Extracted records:

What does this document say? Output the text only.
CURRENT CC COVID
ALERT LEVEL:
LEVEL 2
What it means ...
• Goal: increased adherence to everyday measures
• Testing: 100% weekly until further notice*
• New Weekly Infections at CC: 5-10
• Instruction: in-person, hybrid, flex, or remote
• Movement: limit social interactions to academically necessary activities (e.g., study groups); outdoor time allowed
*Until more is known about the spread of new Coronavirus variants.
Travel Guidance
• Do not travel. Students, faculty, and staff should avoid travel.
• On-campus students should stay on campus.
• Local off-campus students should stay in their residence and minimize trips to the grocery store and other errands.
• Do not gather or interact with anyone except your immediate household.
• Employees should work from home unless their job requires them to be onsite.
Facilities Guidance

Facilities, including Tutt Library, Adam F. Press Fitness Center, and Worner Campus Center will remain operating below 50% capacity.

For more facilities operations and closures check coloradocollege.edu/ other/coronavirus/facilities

## TASK TO COMPLETE
Search the data and copy each line containing "should".

## SOLUTION FOR THIS PROBLEM
• Do not travel. Students, faculty, and staff should avoid travel.
• On-campus students should stay on campus.
• Local off-campus students should stay in their residence and minimize trips to the grocery store and other errands.
• Employees should work from home unless their job requires them to be onsite.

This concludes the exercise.